- Request
Print the entries that appear below, exactly as written and without their pictures.

-- start --

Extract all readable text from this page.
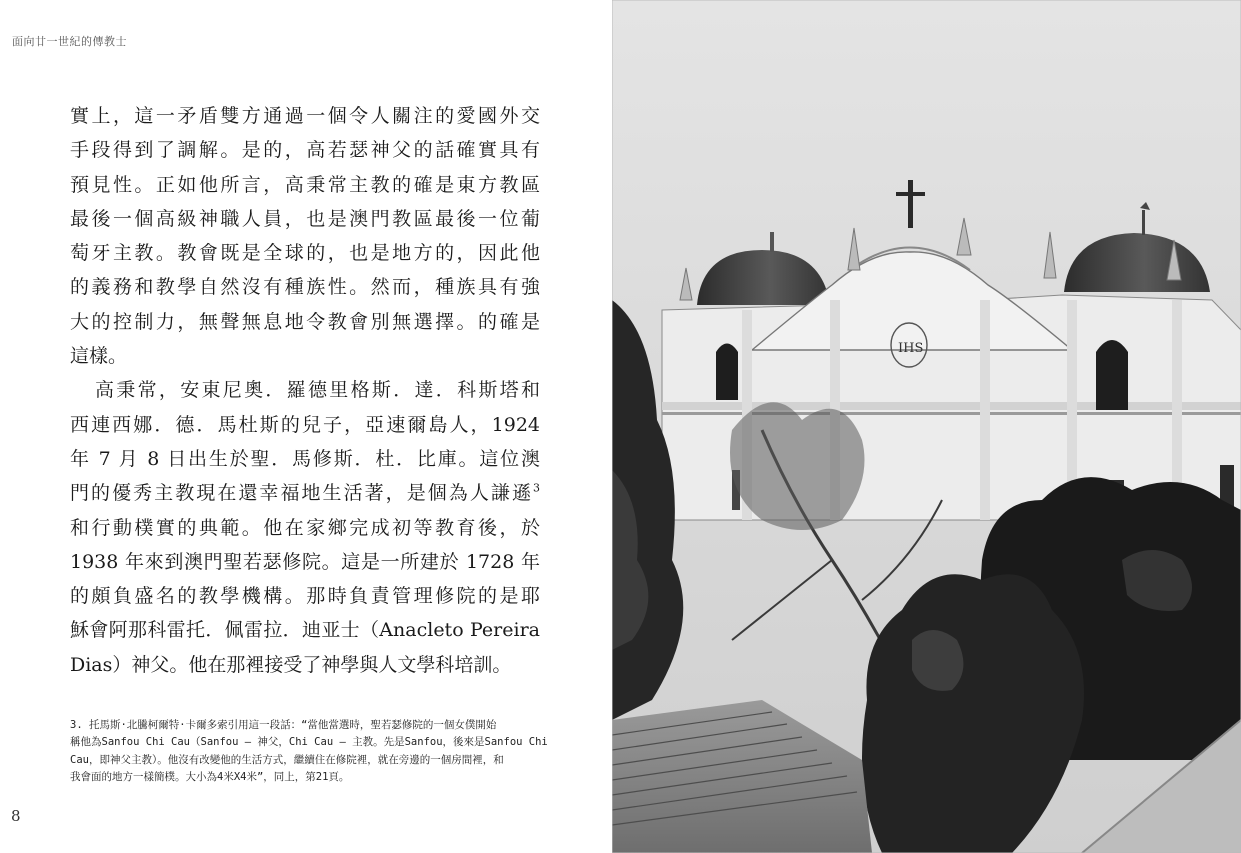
面向廿一世紀的傳教士
實上，這一矛盾雙方通過一個令人關注的愛國外交
手段得到了調解。是的，高若瑟神父的話確實具有
預見性。正如他所言，高秉常主教的確是東方教區
最後一個高級神職人員，也是澳門教區最後一位葡
萄牙主教。教會既是全球的，也是地方的，因此他
的義務和教學自然沒有種族性。然而，種族具有強
大的控制力，無聲無息地令教會別無選擇。的確是
這樣。
高秉常，安東尼奧．羅德里格斯．達．科斯塔和
西連西娜．德．馬杜斯的兒子，亞速爾島人，1924
年 7 月 8 日出生於聖．馬修斯．杜．比庫。這位澳
門的優秀主教現在還幸福地生活著，是個為人謙遜$^3$
和行動樸實的典範。他在家鄉完成初等教育後，於
1938 年來到澳門聖若瑟修院。這是一所建於 1728 年
的頗負盛名的教學機構。那時負責管理修院的是耶
穌會阿那科雷托．佩雷拉．迪亚士（Anacleto Pereira
Dias）神父。他在那裡接受了神學與人文學科培訓。
3. 托馬斯·北騰柯爾特·卡爾多索引用這一段話：“當他當選時，聖若瑟修院的一個女僕開始
稱他為Sanfou Chi Cau（Sanfou – 神父，Chi Cau – 主教。先是Sanfou，後來是Sanfou Chi
Cau，即神父主教）。他沒有改變他的生活方式，繼續住在修院裡，就在旁邊的一個房間裡，和
我會面的地方一樣簡樸。大小為4米X4米”，同上，第21頁。
8
IHS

-- end --

- Solution
Extract all readable text from this page.
面向廿一世紀的傳教士
實上，這一矛盾雙方通過一個令人關注的愛國外交
手段得到了調解。是的，高若瑟神父的話確實具有
預見性。正如他所言，高秉常主教的確是東方教區
最後一個高級神職人員，也是澳門教區最後一位葡
萄牙主教。教會既是全球的，也是地方的，因此他
的義務和教學自然沒有種族性。然而，種族具有強
大的控制力，無聲無息地令教會別無選擇。的確是
這樣。
高秉常，安東尼奧．羅德里格斯．達．科斯塔和
西連西娜．德．馬杜斯的兒子，亞速爾島人，1924
年 7 月 8 日出生於聖．馬修斯．杜．比庫。這位澳
門的優秀主教現在還幸福地生活著，是個為人謙遜$^3$
和行動樸實的典範。他在家鄉完成初等教育後，於
1938 年來到澳門聖若瑟修院。這是一所建於 1728 年
的頗負盛名的教學機構。那時負責管理修院的是耶
穌會阿那科雷托．佩雷拉．迪亚士（Anacleto Pereira
Dias）神父。他在那裡接受了神學與人文學科培訓。
3. 托馬斯·北騰柯爾特·卡爾多索引用這一段話：“當他當選時，聖若瑟修院的一個女僕開始
稱他為Sanfou Chi Cau（Sanfou – 神父，Chi Cau – 主教。先是Sanfou，後來是Sanfou Chi
Cau，即神父主教）。他沒有改變他的生活方式，繼續住在修院裡，就在旁邊的一個房間裡，和
我會面的地方一樣簡樸。大小為4米X4米”，同上，第21頁。
8
IHS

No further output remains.